## Exercise aim
Give the number of lines in the listing below that include the word "Friday", with nothing more.
[START Records provided]
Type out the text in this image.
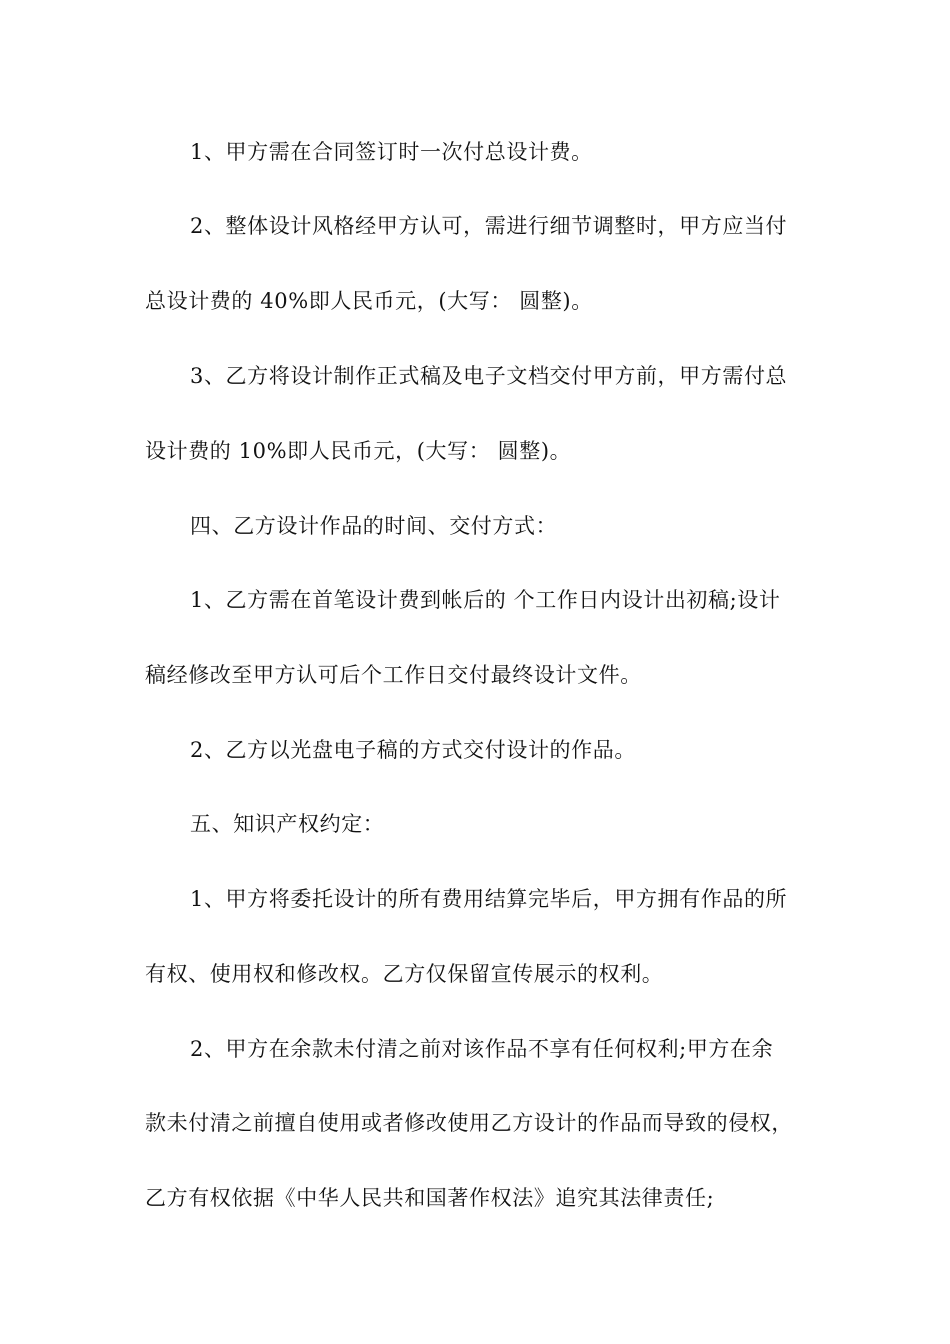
1、甲方需在合同签订时一次付总设计费。

2、整体设计风格经甲方认可，需进行细节调整时，甲方应当付

总设计费的 40%即人民币元，(大写： 圆整)。

3、乙方将设计制作正式稿及电子文档交付甲方前，甲方需付总

设计费的 10%即人民币元，(大写： 圆整)。

四、乙方设计作品的时间、交付方式：

1、乙方需在首笔设计费到帐后的 个工作日内设计出初稿;设计

稿经修改至甲方认可后个工作日交付最终设计文件。

2、乙方以光盘电子稿的方式交付设计的作品。

五、知识产权约定：

1、甲方将委托设计的所有费用结算完毕后，甲方拥有作品的所

有权、使用权和修改权。乙方仅保留宣传展示的权利。

2、甲方在余款未付清之前对该作品不享有任何权利;甲方在余

款未付清之前擅自使用或者修改使用乙方设计的作品而导致的侵权，

乙方有权依据《中华人民共和国著作权法》追究其法律责任;
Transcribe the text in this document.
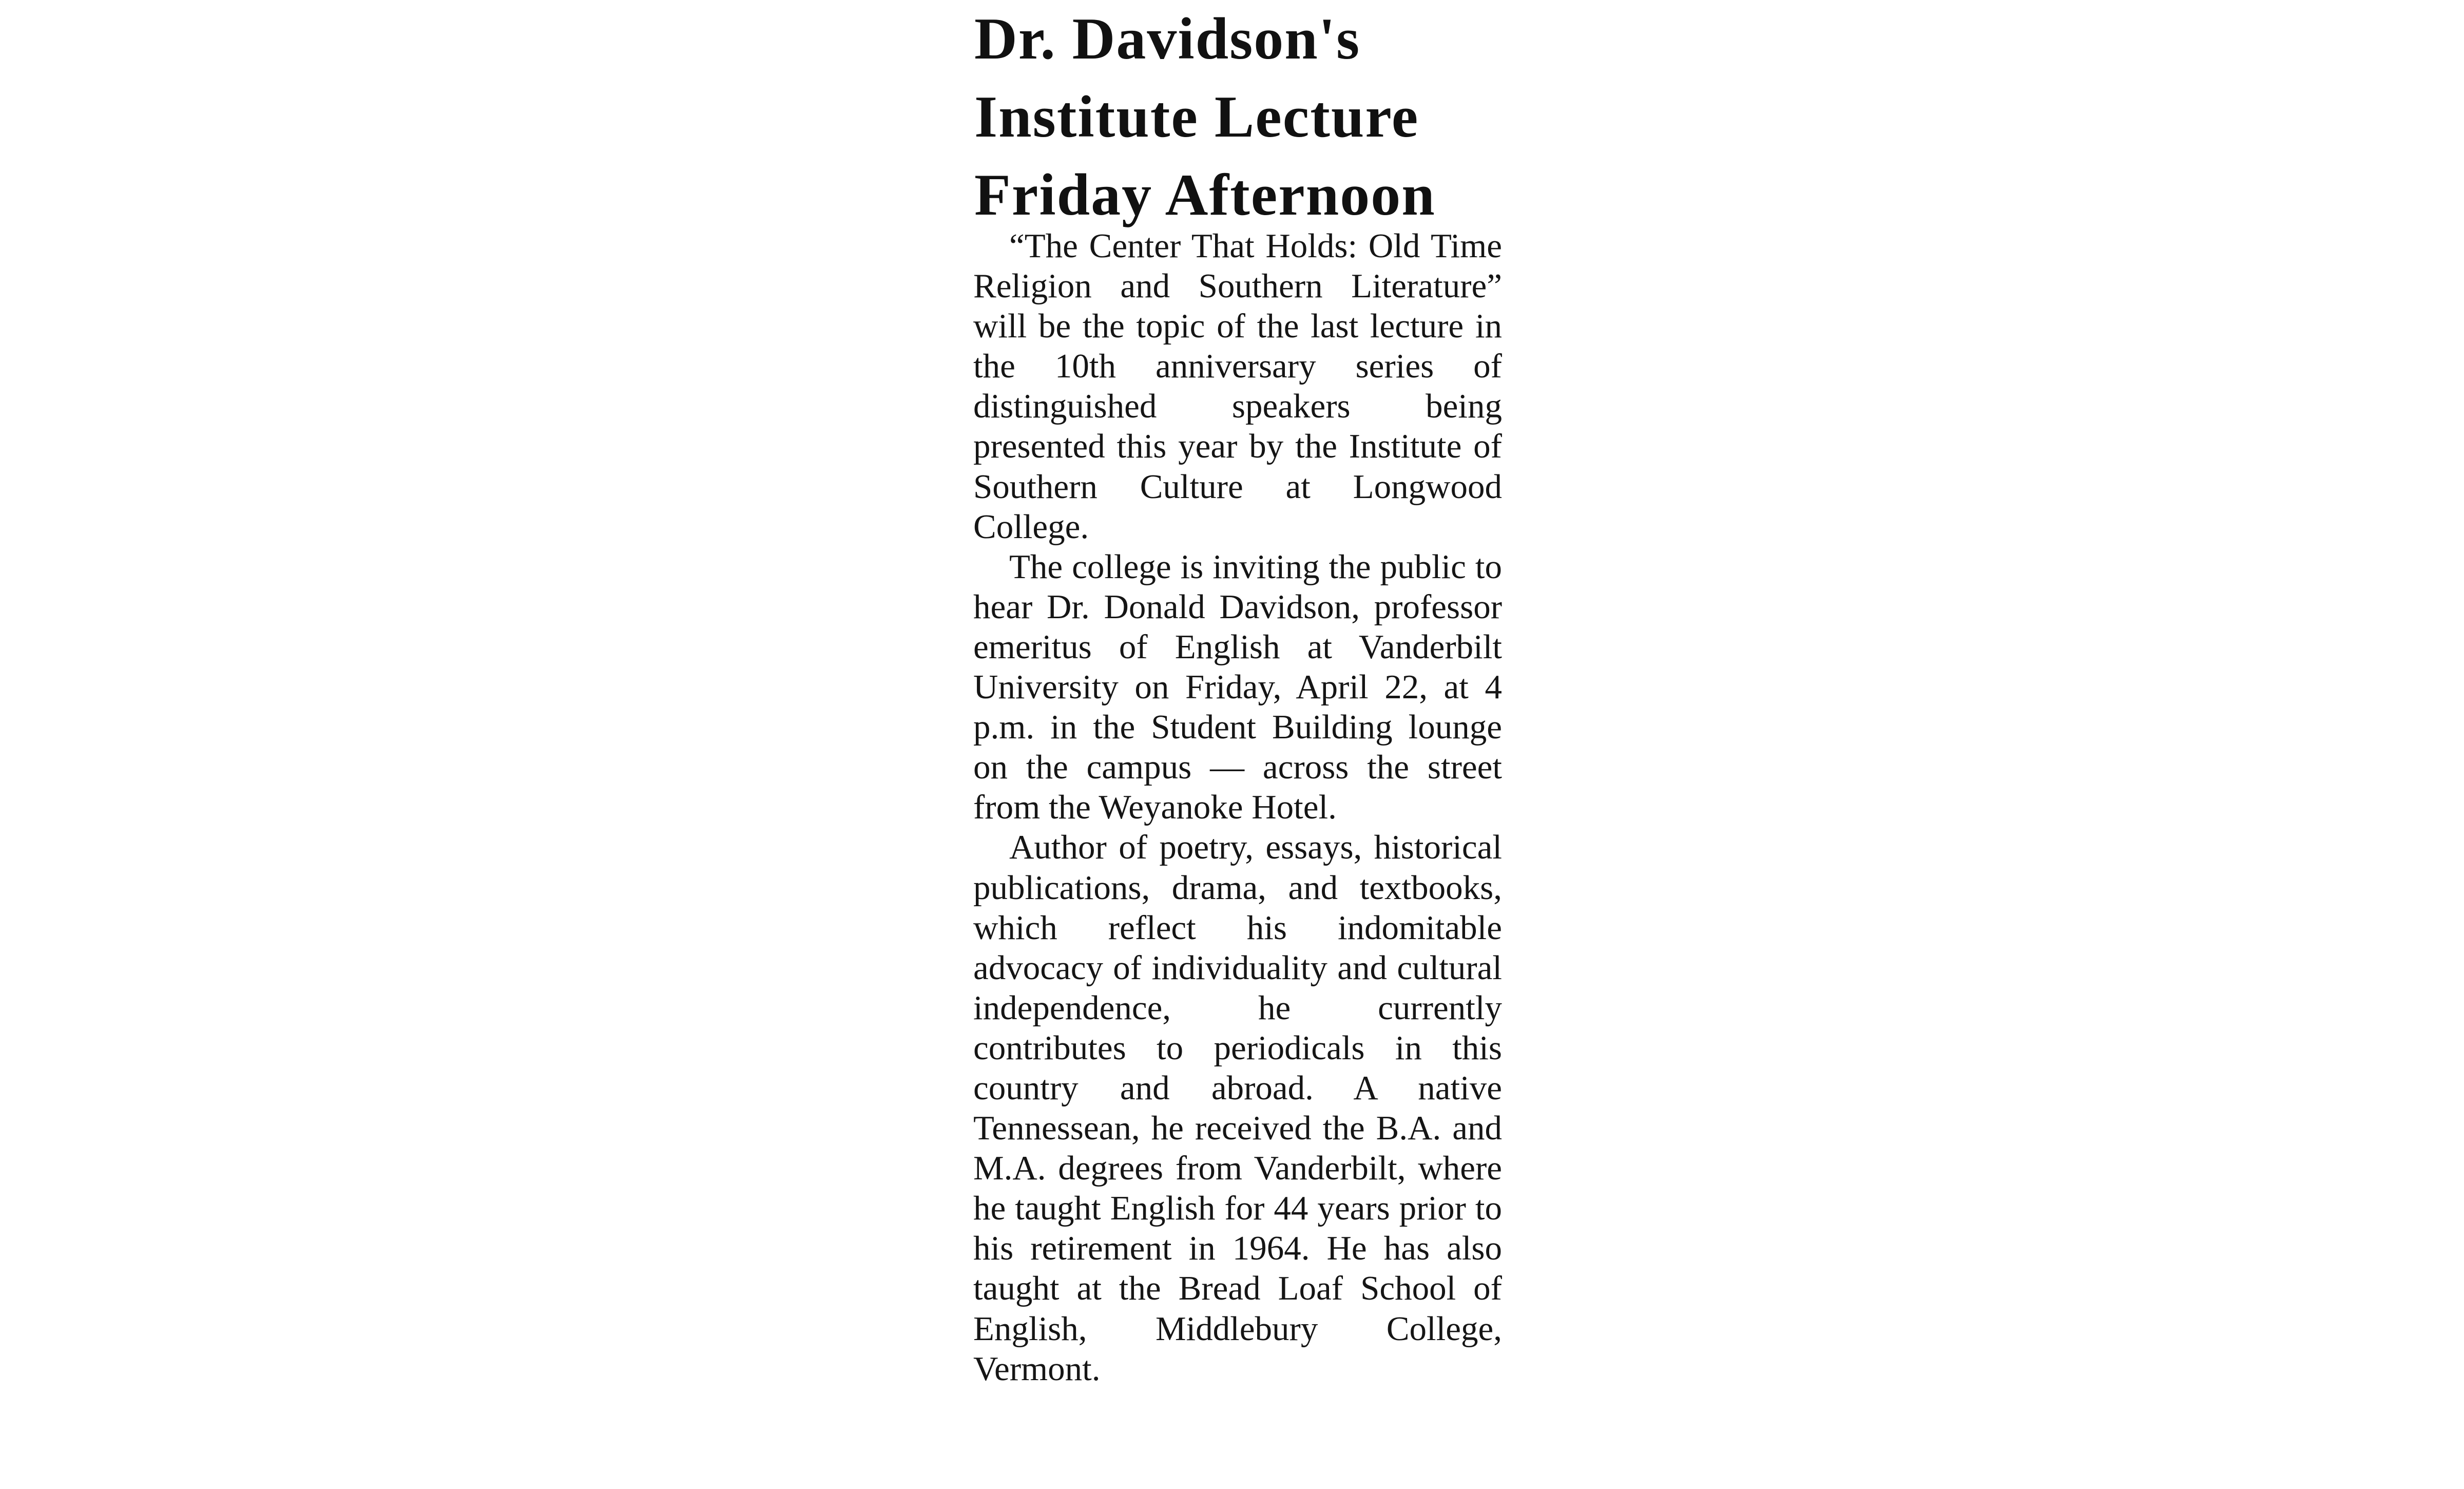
Dr. Davidson's
Institute Lecture
Friday Afternoon

“The Center That Holds: Old Time Religion and Southern Literature” will be the topic of the last lecture in the 10th anniversary series of distinguished speakers being presented this year by the Institute of Southern Culture at Longwood College.

The college is inviting the public to hear Dr. Donald Davidson, professor emeritus of English at Vanderbilt University on Friday, April 22, at 4 p.m. in the Student Building lounge on the campus — across the street from the Weyanoke Hotel.

Author of poetry, essays, historical publications, drama, and textbooks, which reflect his indomitable advocacy of individuality and cultural independence, he currently contributes to periodicals in this country and abroad. A native Tennessean, he received the B.A. and M.A. degrees from Vanderbilt, where he taught English for 44 years prior to his retirement in 1964. He has also taught at the Bread Loaf School of English, Middlebury College, Vermont.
[END Records provided]
## Answer for the task
2